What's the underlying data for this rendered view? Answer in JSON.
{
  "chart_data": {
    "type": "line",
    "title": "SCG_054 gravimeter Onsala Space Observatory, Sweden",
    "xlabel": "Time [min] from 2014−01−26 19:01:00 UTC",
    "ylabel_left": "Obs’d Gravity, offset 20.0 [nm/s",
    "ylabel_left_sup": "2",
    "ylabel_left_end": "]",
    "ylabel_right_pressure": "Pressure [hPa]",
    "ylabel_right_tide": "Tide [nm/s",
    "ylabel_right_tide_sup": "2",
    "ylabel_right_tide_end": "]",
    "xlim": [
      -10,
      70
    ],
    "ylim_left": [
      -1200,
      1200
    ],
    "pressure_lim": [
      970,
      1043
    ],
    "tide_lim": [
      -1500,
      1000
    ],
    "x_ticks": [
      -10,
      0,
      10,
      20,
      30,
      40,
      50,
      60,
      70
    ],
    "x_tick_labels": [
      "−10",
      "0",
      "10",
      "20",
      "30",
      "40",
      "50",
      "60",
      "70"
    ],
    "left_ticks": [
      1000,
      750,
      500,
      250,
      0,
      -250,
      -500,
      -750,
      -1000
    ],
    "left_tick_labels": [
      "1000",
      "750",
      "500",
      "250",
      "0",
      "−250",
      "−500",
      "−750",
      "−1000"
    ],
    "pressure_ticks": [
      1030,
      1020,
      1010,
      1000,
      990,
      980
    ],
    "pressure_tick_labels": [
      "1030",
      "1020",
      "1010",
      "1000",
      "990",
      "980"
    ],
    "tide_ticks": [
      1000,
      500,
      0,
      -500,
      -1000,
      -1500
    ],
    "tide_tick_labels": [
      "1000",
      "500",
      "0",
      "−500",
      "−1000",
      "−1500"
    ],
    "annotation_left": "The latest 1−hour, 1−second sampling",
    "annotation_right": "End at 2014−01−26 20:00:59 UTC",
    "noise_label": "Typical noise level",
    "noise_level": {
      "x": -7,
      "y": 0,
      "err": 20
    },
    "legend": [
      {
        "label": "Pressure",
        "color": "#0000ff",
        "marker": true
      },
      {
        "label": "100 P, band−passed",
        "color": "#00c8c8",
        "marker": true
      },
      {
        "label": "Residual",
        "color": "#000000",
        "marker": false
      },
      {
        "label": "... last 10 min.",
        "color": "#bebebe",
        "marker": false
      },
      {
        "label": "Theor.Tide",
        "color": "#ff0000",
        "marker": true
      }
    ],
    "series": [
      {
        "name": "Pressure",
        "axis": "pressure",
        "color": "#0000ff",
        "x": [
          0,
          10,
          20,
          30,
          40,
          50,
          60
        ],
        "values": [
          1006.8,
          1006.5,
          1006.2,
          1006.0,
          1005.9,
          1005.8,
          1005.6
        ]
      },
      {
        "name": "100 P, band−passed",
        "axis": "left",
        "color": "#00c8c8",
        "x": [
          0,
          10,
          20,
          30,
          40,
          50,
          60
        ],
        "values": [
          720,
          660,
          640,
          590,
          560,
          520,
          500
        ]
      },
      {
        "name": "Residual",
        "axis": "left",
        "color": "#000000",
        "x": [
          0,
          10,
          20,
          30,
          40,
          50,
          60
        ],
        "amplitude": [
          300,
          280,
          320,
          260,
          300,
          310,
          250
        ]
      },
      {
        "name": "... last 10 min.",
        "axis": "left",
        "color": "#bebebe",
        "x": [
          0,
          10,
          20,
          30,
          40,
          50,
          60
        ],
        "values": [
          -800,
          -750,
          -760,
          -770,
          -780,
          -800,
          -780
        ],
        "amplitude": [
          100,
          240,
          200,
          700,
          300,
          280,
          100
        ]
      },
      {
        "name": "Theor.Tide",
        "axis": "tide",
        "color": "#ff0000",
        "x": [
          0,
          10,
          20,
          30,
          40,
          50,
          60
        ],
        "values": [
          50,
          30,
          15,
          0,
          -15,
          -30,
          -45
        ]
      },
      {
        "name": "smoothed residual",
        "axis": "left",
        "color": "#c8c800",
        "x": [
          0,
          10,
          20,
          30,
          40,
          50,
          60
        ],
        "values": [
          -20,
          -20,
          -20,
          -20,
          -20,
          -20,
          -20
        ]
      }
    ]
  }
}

> **Exercise description**: Faithfully transcribe the whole of the data.

> **Result**:
What's the underlying data for this rendered view? Answer in JSON.
{
  "chart_data": {
    "type": "line",
    "title": "SCG_054 gravimeter Onsala Space Observatory, Sweden",
    "xlabel": "Time [min] from 2014−01−26 19:01:00 UTC",
    "ylabel_left": "Obs’d Gravity, offset 20.0 [nm/s",
    "ylabel_left_sup": "2",
    "ylabel_left_end": "]",
    "ylabel_right_pressure": "Pressure [hPa]",
    "ylabel_right_tide": "Tide [nm/s",
    "ylabel_right_tide_sup": "2",
    "ylabel_right_tide_end": "]",
    "xlim": [
      -10,
      70
    ],
    "ylim_left": [
      -1200,
      1200
    ],
    "pressure_lim": [
      970,
      1043
    ],
    "tide_lim": [
      -1500,
      1000
    ],
    "x_ticks": [
      -10,
      0,
      10,
      20,
      30,
      40,
      50,
      60,
      70
    ],
    "x_tick_labels": [
      "−10",
      "0",
      "10",
      "20",
      "30",
      "40",
      "50",
      "60",
      "70"
    ],
    "left_ticks": [
      1000,
      750,
      500,
      250,
      0,
      -250,
      -500,
      -750,
      -1000
    ],
    "left_tick_labels": [
      "1000",
      "750",
      "500",
      "250",
      "0",
      "−250",
      "−500",
      "−750",
      "−1000"
    ],
    "pressure_ticks": [
      1030,
      1020,
      1010,
      1000,
      990,
      980
    ],
    "pressure_tick_labels": [
      "1030",
      "1020",
      "1010",
      "1000",
      "990",
      "980"
    ],
    "tide_ticks": [
      1000,
      500,
      0,
      -500,
      -1000,
      -1500
    ],
    "tide_tick_labels": [
      "1000",
      "500",
      "0",
      "−500",
      "−1000",
      "−1500"
    ],
    "annotation_left": "The latest 1−hour, 1−second sampling",
    "annotation_right": "End at 2014−01−26 20:00:59 UTC",
    "noise_label": "Typical noise level",
    "noise_level": {
      "x": -7,
      "y": 0,
      "err": 20
    },
    "legend": [
      {
        "label": "Pressure",
        "color": "#0000ff",
        "marker": true
      },
      {
        "label": "100 P, band−passed",
        "color": "#00c8c8",
        "marker": true
      },
      {
        "label": "Residual",
        "color": "#000000",
        "marker": false
      },
      {
        "label": "... last 10 min.",
        "color": "#bebebe",
        "marker": false
      },
      {
        "label": "Theor.Tide",
        "color": "#ff0000",
        "marker": true
      }
    ],
    "series": [
      {
        "name": "Pressure",
        "axis": "pressure",
        "color": "#0000ff",
        "x": [
          0,
          10,
          20,
          30,
          40,
          50,
          60
        ],
        "values": [
          1006.8,
          1006.5,
          1006.2,
          1006.0,
          1005.9,
          1005.8,
          1005.6
        ]
      },
      {
        "name": "100 P, band−passed",
        "axis": "left",
        "color": "#00c8c8",
        "x": [
          0,
          10,
          20,
          30,
          40,
          50,
          60
        ],
        "values": [
          720,
          660,
          640,
          590,
          560,
          520,
          500
        ]
      },
      {
        "name": "Residual",
        "axis": "left",
        "color": "#000000",
        "x": [
          0,
          10,
          20,
          30,
          40,
          50,
          60
        ],
        "amplitude": [
          300,
          280,
          320,
          260,
          300,
          310,
          250
        ]
      },
      {
        "name": "... last 10 min.",
        "axis": "left",
        "color": "#bebebe",
        "x": [
          0,
          10,
          20,
          30,
          40,
          50,
          60
        ],
        "values": [
          -800,
          -750,
          -760,
          -770,
          -780,
          -800,
          -780
        ],
        "amplitude": [
          100,
          240,
          200,
          700,
          300,
          280,
          100
        ]
      },
      {
        "name": "Theor.Tide",
        "axis": "tide",
        "color": "#ff0000",
        "x": [
          0,
          10,
          20,
          30,
          40,
          50,
          60
        ],
        "values": [
          50,
          30,
          15,
          0,
          -15,
          -30,
          -45
        ]
      },
      {
        "name": "smoothed residual",
        "axis": "left",
        "color": "#c8c800",
        "x": [
          0,
          10,
          20,
          30,
          40,
          50,
          60
        ],
        "values": [
          -20,
          -20,
          -20,
          -20,
          -20,
          -20,
          -20
        ]
      }
    ]
  }
}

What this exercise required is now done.